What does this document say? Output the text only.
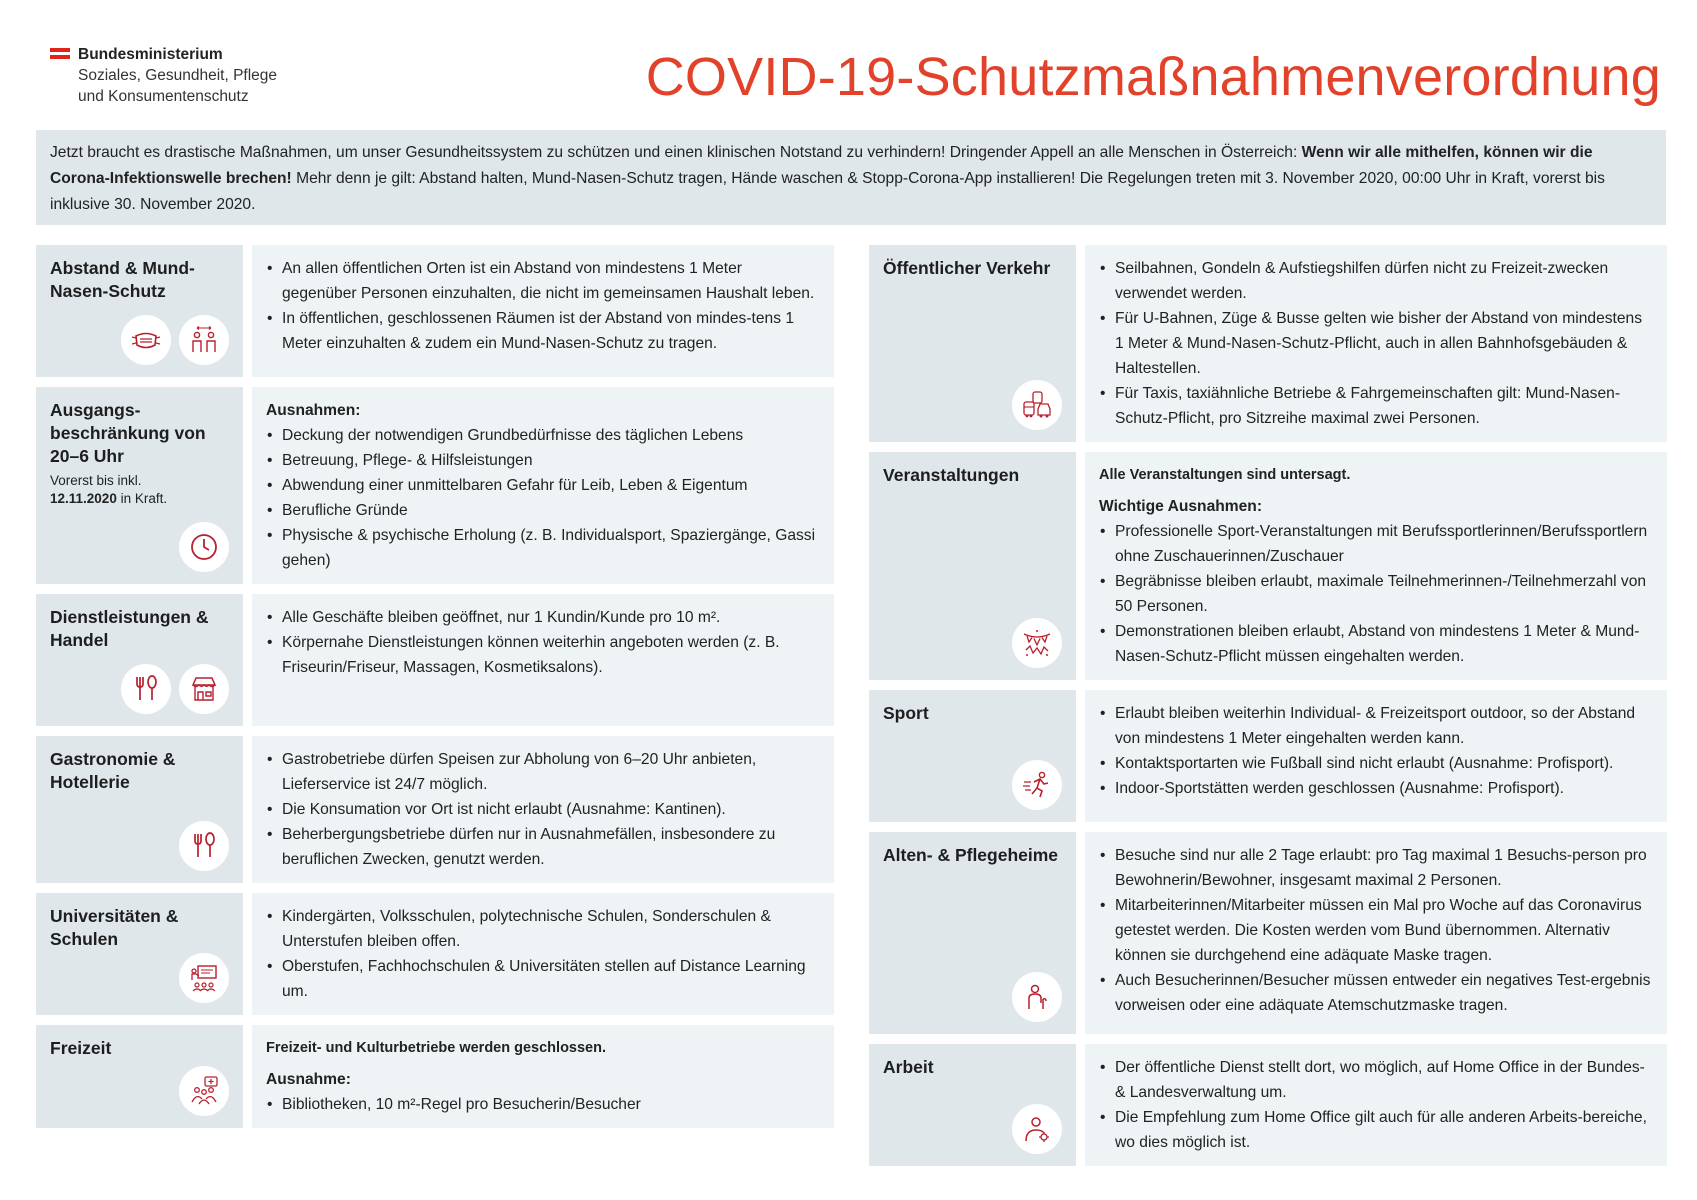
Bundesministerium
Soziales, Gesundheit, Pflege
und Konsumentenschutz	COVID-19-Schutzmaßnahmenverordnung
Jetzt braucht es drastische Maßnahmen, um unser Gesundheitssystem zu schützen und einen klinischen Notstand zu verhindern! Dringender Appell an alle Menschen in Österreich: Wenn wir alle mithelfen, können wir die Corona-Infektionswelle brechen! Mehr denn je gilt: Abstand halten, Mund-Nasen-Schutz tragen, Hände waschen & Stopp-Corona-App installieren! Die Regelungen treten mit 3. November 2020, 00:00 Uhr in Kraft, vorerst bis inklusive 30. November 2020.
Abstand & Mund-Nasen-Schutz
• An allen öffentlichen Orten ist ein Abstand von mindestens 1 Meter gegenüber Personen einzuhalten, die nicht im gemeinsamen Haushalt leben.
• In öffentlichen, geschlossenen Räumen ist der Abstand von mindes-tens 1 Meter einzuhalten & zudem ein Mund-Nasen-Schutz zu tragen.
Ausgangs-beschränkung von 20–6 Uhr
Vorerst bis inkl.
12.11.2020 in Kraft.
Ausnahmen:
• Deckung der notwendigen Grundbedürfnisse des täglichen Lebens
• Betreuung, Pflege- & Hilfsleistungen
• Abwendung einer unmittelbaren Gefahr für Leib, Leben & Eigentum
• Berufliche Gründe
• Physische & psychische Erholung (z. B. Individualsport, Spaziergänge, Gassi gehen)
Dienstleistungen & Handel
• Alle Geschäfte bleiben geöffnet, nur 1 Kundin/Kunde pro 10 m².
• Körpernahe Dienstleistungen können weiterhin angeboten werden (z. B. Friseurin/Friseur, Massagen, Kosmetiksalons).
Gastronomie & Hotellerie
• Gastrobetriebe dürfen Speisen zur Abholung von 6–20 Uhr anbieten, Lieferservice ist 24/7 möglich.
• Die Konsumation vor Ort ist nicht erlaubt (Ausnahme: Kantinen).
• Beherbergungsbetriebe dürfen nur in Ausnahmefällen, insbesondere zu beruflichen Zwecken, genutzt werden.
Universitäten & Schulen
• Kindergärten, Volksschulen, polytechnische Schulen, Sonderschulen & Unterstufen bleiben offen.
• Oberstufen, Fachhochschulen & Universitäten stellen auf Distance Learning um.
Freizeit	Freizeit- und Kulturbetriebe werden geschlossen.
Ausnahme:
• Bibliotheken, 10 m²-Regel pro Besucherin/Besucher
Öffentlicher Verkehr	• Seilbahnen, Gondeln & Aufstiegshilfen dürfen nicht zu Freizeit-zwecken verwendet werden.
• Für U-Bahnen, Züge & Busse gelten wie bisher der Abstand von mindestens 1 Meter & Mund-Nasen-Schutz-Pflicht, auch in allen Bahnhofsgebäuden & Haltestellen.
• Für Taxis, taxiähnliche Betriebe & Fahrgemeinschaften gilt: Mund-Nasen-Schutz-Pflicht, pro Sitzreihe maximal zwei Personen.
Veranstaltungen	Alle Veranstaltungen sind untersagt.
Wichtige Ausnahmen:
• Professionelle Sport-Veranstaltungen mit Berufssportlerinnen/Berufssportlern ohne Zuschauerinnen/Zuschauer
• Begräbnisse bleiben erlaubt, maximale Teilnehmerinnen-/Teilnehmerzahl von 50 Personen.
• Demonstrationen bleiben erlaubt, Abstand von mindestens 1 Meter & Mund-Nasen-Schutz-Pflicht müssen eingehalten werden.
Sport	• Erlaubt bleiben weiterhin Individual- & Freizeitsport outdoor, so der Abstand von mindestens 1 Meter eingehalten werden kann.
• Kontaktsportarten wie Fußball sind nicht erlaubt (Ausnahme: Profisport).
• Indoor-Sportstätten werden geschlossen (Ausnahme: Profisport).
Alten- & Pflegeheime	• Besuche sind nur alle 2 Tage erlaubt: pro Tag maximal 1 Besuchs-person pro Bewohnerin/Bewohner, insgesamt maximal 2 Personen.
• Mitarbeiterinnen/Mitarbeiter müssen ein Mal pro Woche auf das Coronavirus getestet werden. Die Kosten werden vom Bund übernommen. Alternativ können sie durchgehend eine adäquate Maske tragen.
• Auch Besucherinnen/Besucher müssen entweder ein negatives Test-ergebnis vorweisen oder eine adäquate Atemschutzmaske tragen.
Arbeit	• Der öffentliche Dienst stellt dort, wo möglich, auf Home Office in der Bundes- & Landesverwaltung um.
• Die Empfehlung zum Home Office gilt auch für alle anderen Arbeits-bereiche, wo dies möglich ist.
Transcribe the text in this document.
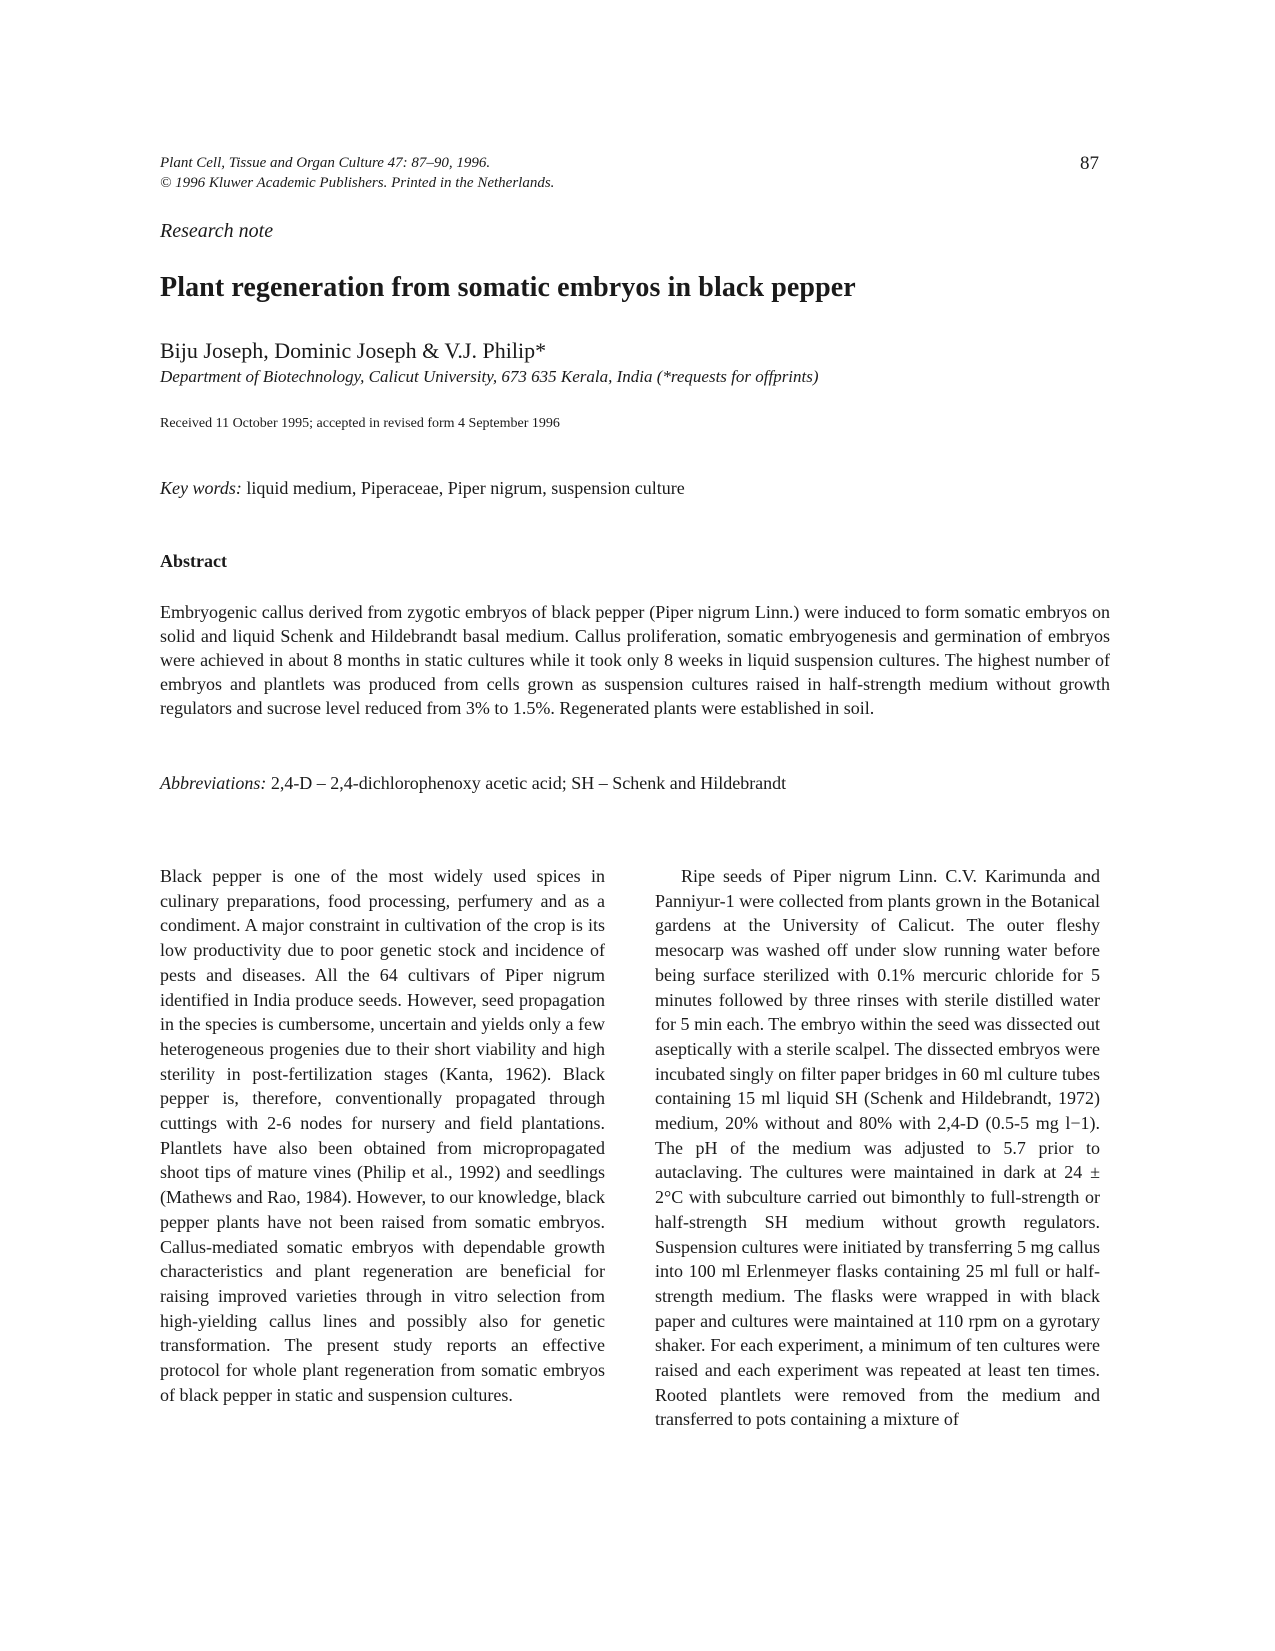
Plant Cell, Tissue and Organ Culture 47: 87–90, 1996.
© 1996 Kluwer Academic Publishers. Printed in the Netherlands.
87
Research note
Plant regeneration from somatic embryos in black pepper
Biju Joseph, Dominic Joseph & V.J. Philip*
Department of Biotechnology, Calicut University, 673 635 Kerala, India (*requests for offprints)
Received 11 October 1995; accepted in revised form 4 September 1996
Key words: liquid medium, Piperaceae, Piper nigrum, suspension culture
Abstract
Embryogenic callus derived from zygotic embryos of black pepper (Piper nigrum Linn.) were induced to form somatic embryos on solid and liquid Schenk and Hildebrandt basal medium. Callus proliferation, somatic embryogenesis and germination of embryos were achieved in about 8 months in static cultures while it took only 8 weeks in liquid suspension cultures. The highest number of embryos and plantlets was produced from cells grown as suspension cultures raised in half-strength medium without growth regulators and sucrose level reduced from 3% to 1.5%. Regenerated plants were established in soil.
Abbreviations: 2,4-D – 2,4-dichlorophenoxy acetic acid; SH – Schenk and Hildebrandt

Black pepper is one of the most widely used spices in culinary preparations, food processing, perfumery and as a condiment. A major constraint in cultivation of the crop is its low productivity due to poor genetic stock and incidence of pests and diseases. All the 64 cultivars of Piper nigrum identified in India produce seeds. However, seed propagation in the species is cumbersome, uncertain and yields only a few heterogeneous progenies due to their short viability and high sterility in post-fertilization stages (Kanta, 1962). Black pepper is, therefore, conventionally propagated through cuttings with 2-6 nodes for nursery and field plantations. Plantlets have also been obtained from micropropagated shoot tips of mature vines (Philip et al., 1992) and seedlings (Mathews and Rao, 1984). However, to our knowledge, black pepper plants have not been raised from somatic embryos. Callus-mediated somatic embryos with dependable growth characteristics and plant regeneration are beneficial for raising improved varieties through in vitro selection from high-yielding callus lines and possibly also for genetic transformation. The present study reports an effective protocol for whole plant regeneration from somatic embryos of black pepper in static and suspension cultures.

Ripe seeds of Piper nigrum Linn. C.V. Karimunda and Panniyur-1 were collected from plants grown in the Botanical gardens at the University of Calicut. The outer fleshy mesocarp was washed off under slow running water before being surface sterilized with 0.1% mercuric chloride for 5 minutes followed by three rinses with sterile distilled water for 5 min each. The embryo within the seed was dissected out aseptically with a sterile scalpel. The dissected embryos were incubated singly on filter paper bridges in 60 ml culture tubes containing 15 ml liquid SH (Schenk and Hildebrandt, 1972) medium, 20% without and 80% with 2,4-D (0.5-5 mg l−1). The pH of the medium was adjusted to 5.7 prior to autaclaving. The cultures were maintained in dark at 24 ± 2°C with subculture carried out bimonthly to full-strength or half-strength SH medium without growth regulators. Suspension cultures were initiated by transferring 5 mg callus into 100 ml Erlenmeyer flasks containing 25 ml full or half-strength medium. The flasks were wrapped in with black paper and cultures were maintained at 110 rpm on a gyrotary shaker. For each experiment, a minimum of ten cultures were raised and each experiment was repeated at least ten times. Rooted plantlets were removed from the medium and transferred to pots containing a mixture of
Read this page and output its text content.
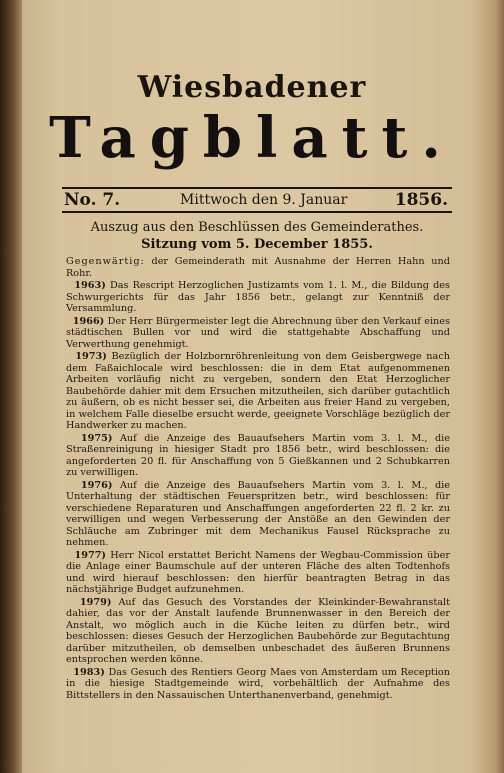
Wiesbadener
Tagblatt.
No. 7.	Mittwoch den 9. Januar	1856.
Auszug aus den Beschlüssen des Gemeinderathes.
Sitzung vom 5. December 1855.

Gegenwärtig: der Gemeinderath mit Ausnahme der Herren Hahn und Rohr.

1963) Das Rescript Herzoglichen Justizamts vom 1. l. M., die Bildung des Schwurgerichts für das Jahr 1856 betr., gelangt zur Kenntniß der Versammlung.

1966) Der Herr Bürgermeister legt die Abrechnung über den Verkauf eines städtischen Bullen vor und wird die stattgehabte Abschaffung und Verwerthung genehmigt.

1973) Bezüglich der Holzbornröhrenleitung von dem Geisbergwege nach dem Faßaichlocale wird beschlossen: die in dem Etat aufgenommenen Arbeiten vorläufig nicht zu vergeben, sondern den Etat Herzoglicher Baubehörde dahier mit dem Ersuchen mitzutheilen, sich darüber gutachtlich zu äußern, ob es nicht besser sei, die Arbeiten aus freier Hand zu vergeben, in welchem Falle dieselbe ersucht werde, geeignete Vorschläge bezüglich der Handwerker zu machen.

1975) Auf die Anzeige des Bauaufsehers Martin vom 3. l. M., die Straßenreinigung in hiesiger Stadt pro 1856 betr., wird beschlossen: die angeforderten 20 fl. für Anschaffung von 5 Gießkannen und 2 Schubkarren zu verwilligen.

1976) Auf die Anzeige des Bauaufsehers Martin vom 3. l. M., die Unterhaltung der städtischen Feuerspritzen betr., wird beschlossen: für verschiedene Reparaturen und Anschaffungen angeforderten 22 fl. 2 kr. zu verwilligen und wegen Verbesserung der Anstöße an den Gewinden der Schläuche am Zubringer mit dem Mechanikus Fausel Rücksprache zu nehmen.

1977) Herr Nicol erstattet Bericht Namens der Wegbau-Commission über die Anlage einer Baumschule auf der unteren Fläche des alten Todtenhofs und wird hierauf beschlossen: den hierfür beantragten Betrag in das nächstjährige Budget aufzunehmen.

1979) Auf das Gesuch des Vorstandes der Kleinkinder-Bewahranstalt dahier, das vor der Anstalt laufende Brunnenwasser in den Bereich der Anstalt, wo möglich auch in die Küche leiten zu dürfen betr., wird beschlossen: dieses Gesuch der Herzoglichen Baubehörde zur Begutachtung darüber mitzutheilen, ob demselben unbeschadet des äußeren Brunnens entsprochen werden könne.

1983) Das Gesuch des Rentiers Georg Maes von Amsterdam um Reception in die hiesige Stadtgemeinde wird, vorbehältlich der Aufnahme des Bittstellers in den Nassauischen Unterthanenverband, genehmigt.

════════

Search the data above for "document" and copy every line where it turns up.

# Answer for the task
What does this document say? Output the text only.
Transcribe the text in this document.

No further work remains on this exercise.